* BEGIN GIVEN DATA *

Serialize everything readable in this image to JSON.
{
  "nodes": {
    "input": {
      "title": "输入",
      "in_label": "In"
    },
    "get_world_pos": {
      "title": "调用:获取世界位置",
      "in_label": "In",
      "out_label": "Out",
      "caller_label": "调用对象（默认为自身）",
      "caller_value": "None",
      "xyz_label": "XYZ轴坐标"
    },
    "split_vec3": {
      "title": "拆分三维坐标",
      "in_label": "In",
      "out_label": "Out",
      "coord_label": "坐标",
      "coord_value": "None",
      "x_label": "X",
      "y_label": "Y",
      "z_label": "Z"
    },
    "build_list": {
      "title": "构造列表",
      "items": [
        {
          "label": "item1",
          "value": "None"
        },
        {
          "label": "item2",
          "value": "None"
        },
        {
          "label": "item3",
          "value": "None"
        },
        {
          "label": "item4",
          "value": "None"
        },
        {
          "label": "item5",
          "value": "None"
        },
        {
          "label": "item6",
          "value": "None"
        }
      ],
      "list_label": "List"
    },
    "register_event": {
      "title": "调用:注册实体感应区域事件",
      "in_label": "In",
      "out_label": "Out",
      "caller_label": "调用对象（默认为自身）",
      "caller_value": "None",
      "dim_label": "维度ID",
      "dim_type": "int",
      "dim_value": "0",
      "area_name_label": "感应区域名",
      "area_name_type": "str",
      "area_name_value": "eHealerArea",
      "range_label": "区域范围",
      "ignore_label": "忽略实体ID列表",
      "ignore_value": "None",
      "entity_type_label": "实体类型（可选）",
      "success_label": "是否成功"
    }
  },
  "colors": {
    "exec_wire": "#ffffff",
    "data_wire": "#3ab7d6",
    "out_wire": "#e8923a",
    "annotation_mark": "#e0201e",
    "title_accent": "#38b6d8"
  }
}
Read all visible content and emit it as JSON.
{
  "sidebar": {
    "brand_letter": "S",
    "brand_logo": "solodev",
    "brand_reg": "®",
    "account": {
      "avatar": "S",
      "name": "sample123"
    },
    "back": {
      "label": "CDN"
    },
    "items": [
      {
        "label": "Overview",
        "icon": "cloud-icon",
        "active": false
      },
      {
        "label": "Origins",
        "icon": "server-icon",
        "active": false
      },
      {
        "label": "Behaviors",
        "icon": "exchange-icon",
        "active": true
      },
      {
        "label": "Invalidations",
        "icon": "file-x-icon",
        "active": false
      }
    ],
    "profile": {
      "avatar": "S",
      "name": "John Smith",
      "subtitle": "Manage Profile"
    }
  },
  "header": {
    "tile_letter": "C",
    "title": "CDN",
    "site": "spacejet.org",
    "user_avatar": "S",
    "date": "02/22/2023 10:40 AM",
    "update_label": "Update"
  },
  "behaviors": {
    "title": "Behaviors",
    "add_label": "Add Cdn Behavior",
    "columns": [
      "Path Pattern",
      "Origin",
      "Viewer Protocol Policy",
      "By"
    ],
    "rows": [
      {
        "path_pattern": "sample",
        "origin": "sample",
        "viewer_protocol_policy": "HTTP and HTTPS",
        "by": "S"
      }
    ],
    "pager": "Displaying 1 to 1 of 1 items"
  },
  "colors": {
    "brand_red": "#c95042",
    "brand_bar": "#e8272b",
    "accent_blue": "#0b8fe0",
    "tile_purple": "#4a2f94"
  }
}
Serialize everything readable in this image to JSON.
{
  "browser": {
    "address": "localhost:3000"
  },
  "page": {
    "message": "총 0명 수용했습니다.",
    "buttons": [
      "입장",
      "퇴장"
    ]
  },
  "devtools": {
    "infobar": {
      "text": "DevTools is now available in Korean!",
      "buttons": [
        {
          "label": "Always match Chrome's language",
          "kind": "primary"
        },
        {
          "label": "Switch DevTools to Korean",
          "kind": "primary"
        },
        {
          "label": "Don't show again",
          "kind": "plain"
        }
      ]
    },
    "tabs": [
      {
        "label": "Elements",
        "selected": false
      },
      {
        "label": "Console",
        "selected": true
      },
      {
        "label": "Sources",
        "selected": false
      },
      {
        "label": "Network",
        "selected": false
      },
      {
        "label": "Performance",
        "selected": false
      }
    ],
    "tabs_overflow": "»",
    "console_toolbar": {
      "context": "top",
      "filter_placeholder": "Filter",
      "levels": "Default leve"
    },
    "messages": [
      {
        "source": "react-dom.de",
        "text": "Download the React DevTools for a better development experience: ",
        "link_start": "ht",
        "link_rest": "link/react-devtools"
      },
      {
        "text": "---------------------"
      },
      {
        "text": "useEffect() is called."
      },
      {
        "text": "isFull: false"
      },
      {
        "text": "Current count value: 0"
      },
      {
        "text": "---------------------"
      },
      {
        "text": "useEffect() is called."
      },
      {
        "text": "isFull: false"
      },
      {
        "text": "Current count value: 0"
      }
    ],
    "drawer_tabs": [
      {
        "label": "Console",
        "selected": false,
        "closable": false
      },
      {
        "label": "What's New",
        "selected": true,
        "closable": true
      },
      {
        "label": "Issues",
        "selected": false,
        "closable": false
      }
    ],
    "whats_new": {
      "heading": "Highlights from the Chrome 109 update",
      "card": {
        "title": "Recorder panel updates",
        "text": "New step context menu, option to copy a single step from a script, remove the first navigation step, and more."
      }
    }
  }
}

* END GIVEN DATA *

SET PROBLEM: Write out the data exactly as it stands.

IN RESPONSE:
Serialize everything readable in this image to JSON.
{
  "nodes": {
    "input": {
      "title": "输入",
      "in_label": "In"
    },
    "get_world_pos": {
      "title": "调用:获取世界位置",
      "in_label": "In",
      "out_label": "Out",
      "caller_label": "调用对象（默认为自身）",
      "caller_value": "None",
      "xyz_label": "XYZ轴坐标"
    },
    "split_vec3": {
      "title": "拆分三维坐标",
      "in_label": "In",
      "out_label": "Out",
      "coord_label": "坐标",
      "coord_value": "None",
      "x_label": "X",
      "y_label": "Y",
      "z_label": "Z"
    },
    "build_list": {
      "title": "构造列表",
      "items": [
        {
          "label": "item1",
          "value": "None"
        },
        {
          "label": "item2",
          "value": "None"
        },
        {
          "label": "item3",
          "value": "None"
        },
        {
          "label": "item4",
          "value": "None"
        },
        {
          "label": "item5",
          "value": "None"
        },
        {
          "label": "item6",
          "value": "None"
        }
      ],
      "list_label": "List"
    },
    "register_event": {
      "title": "调用:注册实体感应区域事件",
      "in_label": "In",
      "out_label": "Out",
      "caller_label": "调用对象（默认为自身）",
      "caller_value": "None",
      "dim_label": "维度ID",
      "dim_type": "int",
      "dim_value": "0",
      "area_name_label": "感应区域名",
      "area_name_type": "str",
      "area_name_value": "eHealerArea",
      "range_label": "区域范围",
      "ignore_label": "忽略实体ID列表",
      "ignore_value": "None",
      "entity_type_label": "实体类型（可选）",
      "success_label": "是否成功"
    }
  },
  "colors": {
    "exec_wire": "#ffffff",
    "data_wire": "#3ab7d6",
    "out_wire": "#e8923a",
    "annotation_mark": "#e0201e",
    "title_accent": "#38b6d8"
  }
}
Read all visible content and emit it as JSON.
{
  "sidebar": {
    "brand_letter": "S",
    "brand_logo": "solodev",
    "brand_reg": "®",
    "account": {
      "avatar": "S",
      "name": "sample123"
    },
    "back": {
      "label": "CDN"
    },
    "items": [
      {
        "label": "Overview",
        "icon": "cloud-icon",
        "active": false
      },
      {
        "label": "Origins",
        "icon": "server-icon",
        "active": false
      },
      {
        "label": "Behaviors",
        "icon": "exchange-icon",
        "active": true
      },
      {
        "label": "Invalidations",
        "icon": "file-x-icon",
        "active": false
      }
    ],
    "profile": {
      "avatar": "S",
      "name": "John Smith",
      "subtitle": "Manage Profile"
    }
  },
  "header": {
    "tile_letter": "C",
    "title": "CDN",
    "site": "spacejet.org",
    "user_avatar": "S",
    "date": "02/22/2023 10:40 AM",
    "update_label": "Update"
  },
  "behaviors": {
    "title": "Behaviors",
    "add_label": "Add Cdn Behavior",
    "columns": [
      "Path Pattern",
      "Origin",
      "Viewer Protocol Policy",
      "By"
    ],
    "rows": [
      {
        "path_pattern": "sample",
        "origin": "sample",
        "viewer_protocol_policy": "HTTP and HTTPS",
        "by": "S"
      }
    ],
    "pager": "Displaying 1 to 1 of 1 items"
  },
  "colors": {
    "brand_red": "#c95042",
    "brand_bar": "#e8272b",
    "accent_blue": "#0b8fe0",
    "tile_purple": "#4a2f94"
  }
}
Serialize everything readable in this image to JSON.
{
  "browser": {
    "address": "localhost:3000"
  },
  "page": {
    "message": "총 0명 수용했습니다.",
    "buttons": [
      "입장",
      "퇴장"
    ]
  },
  "devtools": {
    "infobar": {
      "text": "DevTools is now available in Korean!",
      "buttons": [
        {
          "label": "Always match Chrome's language",
          "kind": "primary"
        },
        {
          "label": "Switch DevTools to Korean",
          "kind": "primary"
        },
        {
          "label": "Don't show again",
          "kind": "plain"
        }
      ]
    },
    "tabs": [
      {
        "label": "Elements",
        "selected": false
      },
      {
        "label": "Console",
        "selected": true
      },
      {
        "label": "Sources",
        "selected": false
      },
      {
        "label": "Network",
        "selected": false
      },
      {
        "label": "Performance",
        "selected": false
      }
    ],
    "tabs_overflow": "»",
    "console_toolbar": {
      "context": "top",
      "filter_placeholder": "Filter",
      "levels": "Default leve"
    },
    "messages": [
      {
        "source": "react-dom.de",
        "text": "Download the React DevTools for a better development experience: ",
        "link_start": "ht",
        "link_rest": "link/react-devtools"
      },
      {
        "text": "---------------------"
      },
      {
        "text": "useEffect() is called."
      },
      {
        "text": "isFull: false"
      },
      {
        "text": "Current count value: 0"
      },
      {
        "text": "---------------------"
      },
      {
        "text": "useEffect() is called."
      },
      {
        "text": "isFull: false"
      },
      {
        "text": "Current count value: 0"
      }
    ],
    "drawer_tabs": [
      {
        "label": "Console",
        "selected": false,
        "closable": false
      },
      {
        "label": "What's New",
        "selected": true,
        "closable": true
      },
      {
        "label": "Issues",
        "selected": false,
        "closable": false
      }
    ],
    "whats_new": {
      "heading": "Highlights from the Chrome 109 update",
      "card": {
        "title": "Recorder panel updates",
        "text": "New step context menu, option to copy a single step from a script, remove the first navigation step, and more."
      }
    }
  }
}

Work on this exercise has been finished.